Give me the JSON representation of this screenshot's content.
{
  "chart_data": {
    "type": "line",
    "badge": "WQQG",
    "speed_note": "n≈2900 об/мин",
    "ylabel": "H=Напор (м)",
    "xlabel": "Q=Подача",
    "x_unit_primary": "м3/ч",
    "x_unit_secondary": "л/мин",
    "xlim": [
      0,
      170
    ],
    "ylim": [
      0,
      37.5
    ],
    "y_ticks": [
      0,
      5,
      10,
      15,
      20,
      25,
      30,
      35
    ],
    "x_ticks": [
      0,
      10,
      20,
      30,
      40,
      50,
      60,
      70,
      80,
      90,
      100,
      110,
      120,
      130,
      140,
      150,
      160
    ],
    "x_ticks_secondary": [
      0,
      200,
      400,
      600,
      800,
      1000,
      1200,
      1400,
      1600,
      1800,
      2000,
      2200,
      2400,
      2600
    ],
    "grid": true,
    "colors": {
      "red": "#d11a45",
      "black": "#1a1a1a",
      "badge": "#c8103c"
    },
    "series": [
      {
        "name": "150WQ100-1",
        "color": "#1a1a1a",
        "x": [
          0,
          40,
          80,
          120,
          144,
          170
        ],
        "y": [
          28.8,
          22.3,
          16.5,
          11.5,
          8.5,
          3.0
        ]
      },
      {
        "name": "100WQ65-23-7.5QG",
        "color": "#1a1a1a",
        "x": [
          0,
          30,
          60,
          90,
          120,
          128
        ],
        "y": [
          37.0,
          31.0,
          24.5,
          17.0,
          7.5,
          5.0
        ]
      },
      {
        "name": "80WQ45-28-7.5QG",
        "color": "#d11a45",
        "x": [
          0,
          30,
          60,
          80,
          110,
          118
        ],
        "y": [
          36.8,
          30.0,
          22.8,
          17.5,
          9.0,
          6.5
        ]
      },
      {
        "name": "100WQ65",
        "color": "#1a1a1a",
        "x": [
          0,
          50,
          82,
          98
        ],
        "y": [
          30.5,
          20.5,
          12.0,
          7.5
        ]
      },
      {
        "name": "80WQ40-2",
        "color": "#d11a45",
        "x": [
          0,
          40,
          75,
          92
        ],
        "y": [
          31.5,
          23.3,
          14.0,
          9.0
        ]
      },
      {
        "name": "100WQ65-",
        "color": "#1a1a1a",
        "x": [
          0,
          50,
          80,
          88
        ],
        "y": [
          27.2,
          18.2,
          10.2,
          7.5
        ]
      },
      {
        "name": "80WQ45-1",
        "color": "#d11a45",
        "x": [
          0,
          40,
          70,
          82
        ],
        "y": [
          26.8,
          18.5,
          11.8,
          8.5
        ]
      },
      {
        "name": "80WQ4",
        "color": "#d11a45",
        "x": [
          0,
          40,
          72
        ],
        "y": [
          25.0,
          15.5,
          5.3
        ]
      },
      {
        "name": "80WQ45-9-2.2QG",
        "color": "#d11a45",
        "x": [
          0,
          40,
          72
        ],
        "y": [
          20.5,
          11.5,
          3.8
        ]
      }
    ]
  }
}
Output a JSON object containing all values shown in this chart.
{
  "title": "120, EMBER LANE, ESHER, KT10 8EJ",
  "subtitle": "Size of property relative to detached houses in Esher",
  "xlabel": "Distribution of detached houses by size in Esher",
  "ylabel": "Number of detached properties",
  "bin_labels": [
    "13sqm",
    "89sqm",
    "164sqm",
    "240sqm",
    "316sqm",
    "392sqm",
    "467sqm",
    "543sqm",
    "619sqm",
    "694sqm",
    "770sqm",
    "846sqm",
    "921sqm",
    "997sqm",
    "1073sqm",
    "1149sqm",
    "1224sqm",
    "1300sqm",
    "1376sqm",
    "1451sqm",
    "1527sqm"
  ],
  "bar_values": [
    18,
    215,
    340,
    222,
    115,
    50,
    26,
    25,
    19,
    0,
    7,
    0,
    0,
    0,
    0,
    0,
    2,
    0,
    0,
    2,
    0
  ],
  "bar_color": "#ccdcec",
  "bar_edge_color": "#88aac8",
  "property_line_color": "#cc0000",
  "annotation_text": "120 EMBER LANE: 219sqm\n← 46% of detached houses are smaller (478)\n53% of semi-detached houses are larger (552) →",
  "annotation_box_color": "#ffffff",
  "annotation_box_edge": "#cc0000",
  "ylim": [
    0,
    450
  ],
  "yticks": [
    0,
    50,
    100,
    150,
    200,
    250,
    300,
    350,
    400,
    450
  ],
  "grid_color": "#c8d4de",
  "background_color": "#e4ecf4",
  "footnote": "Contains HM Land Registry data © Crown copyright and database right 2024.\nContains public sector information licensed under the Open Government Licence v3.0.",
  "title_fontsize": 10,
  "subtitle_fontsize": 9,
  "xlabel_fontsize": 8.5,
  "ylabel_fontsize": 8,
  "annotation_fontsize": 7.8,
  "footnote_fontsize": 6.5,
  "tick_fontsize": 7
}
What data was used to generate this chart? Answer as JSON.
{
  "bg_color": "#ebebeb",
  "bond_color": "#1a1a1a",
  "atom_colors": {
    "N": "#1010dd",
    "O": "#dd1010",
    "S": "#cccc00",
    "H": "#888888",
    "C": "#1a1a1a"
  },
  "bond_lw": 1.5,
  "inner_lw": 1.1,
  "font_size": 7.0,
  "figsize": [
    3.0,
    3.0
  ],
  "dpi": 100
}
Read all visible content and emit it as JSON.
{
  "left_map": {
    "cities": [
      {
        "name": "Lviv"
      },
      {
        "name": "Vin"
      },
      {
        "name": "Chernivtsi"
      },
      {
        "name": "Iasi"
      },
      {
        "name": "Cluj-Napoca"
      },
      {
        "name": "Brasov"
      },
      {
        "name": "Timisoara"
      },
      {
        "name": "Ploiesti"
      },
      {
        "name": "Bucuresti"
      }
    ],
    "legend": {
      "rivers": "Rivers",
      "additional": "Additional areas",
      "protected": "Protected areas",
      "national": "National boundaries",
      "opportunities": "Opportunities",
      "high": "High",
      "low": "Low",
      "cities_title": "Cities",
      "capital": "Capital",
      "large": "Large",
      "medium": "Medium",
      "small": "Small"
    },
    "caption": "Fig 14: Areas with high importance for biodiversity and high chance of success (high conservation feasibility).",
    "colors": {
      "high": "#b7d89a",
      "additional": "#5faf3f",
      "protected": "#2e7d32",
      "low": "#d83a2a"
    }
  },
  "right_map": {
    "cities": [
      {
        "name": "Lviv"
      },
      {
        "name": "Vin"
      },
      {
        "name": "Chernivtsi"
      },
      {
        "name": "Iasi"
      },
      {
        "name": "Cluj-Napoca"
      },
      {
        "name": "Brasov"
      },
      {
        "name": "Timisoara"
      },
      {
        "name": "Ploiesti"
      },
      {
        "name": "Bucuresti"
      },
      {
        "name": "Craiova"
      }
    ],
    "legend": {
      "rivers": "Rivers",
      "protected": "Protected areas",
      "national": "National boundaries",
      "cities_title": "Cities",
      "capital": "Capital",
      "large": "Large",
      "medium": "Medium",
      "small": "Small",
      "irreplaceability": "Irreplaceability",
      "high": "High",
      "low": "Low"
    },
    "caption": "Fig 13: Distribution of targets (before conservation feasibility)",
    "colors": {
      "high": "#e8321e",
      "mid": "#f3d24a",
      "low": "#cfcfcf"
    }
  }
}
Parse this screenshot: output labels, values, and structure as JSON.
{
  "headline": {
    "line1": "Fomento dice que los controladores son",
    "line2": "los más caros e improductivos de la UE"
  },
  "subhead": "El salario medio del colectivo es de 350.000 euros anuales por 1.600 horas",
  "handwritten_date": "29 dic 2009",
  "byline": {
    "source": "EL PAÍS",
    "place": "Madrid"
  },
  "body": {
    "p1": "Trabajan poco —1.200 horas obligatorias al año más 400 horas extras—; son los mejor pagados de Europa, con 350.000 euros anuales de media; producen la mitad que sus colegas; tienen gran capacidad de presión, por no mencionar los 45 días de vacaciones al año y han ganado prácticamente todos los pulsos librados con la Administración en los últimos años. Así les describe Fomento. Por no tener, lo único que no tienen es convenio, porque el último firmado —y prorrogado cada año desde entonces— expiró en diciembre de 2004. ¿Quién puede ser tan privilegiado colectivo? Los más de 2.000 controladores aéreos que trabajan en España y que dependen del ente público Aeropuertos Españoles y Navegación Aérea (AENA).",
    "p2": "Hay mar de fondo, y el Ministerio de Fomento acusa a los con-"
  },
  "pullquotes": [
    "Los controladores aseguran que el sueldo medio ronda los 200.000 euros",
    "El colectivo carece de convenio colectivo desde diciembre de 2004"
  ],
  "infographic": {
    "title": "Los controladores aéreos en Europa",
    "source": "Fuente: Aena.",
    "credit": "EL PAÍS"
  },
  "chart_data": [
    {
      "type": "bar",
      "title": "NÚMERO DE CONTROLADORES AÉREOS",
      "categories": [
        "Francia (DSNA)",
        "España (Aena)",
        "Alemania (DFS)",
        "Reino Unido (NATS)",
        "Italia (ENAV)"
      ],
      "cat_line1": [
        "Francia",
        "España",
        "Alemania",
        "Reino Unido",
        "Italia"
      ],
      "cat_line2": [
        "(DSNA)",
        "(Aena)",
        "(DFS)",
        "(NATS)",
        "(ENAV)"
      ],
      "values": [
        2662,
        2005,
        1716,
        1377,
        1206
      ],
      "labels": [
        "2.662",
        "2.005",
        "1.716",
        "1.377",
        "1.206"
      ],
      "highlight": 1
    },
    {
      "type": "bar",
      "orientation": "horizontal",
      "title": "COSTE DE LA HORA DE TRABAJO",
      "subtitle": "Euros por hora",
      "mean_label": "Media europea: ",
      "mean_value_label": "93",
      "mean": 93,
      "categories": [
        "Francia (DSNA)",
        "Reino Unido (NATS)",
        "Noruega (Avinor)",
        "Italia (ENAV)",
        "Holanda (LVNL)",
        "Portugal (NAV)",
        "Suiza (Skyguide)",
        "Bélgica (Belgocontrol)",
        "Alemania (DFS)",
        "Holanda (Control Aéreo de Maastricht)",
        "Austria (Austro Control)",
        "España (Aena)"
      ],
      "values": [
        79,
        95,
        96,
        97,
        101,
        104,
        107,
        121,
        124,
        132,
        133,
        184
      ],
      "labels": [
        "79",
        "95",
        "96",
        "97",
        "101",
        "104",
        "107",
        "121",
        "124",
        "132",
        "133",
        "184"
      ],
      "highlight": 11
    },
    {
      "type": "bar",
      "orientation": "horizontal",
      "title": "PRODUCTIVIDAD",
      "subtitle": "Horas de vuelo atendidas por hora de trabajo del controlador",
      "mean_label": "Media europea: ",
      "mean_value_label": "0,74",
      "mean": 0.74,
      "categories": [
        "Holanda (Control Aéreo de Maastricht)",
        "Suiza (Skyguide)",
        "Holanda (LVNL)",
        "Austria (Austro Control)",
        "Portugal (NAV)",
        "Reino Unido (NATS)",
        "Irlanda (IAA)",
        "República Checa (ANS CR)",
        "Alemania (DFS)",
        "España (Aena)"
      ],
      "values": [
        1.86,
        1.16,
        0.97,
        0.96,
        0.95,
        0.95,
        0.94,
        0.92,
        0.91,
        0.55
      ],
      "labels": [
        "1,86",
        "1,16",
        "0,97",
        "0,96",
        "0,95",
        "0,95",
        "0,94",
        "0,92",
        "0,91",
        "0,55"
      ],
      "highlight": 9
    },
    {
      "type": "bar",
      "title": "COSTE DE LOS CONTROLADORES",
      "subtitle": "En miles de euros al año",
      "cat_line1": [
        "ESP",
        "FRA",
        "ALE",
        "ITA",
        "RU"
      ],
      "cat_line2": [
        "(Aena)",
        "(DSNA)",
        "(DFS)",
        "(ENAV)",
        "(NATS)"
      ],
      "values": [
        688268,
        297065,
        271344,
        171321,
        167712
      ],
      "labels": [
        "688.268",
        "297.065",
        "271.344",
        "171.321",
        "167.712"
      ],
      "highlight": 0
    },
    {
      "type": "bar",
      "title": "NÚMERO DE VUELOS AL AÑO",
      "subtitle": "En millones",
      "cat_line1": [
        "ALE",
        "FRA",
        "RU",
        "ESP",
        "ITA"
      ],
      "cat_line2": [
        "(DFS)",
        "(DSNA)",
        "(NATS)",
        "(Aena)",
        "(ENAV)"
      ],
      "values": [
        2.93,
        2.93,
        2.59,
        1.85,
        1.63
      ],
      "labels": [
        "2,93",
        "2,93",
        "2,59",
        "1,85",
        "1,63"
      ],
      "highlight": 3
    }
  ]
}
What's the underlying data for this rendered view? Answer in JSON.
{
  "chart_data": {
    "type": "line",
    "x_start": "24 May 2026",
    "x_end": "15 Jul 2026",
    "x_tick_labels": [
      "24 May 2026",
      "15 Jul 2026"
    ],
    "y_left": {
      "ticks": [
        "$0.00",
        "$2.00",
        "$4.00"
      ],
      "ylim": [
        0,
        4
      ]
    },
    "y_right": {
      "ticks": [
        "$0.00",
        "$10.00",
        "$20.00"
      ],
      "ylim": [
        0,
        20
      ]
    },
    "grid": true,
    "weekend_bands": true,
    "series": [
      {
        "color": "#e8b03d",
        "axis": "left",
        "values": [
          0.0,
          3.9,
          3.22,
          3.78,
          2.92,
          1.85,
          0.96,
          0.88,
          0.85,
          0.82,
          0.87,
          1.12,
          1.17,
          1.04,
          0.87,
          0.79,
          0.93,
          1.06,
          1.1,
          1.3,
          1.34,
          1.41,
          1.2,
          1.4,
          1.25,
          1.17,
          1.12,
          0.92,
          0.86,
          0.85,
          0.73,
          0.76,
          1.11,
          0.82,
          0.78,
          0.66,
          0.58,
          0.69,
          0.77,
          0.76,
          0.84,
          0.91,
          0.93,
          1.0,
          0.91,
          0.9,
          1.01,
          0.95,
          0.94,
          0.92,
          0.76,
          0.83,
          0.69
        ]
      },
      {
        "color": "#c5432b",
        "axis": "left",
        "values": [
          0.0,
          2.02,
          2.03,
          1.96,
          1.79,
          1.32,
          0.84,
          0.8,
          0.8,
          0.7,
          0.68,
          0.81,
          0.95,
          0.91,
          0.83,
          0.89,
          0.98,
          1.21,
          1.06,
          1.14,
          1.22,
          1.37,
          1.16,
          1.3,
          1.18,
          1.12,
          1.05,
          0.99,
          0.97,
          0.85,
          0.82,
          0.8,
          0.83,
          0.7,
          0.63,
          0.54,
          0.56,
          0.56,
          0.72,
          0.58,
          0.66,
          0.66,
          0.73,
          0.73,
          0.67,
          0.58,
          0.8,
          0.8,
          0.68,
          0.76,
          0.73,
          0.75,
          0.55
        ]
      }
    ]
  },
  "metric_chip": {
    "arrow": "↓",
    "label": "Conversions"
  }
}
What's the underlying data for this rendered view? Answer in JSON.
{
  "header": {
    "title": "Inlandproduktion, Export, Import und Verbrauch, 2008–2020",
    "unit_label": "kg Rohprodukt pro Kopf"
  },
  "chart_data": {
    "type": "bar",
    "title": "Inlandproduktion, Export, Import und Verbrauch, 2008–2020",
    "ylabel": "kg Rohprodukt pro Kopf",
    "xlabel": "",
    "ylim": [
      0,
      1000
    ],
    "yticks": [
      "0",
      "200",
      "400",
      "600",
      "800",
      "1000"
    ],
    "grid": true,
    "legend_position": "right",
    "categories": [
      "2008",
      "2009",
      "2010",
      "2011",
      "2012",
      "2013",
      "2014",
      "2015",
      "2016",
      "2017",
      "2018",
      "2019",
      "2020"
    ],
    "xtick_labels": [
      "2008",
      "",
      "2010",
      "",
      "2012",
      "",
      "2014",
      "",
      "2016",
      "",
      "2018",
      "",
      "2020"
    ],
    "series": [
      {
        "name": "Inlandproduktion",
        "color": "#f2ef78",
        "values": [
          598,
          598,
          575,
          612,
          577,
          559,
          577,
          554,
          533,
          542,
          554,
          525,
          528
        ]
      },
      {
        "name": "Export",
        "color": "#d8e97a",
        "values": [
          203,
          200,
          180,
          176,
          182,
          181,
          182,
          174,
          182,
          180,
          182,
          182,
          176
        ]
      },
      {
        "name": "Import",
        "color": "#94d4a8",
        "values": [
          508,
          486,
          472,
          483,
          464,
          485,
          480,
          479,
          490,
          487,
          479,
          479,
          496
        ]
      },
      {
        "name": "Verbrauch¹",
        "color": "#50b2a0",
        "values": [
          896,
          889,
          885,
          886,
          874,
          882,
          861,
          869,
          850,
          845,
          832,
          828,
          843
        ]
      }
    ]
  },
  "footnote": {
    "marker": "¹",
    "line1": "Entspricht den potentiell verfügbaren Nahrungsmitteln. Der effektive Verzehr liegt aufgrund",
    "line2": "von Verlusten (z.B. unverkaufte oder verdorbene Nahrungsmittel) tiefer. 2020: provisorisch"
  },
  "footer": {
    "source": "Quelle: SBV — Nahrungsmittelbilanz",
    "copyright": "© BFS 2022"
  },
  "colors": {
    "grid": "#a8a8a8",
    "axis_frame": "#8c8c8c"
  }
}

:::::

▸ Work instructions
Each line containing "Rohprodukt" counts once; state the total number of such lines and nothing else.

▸ In response
2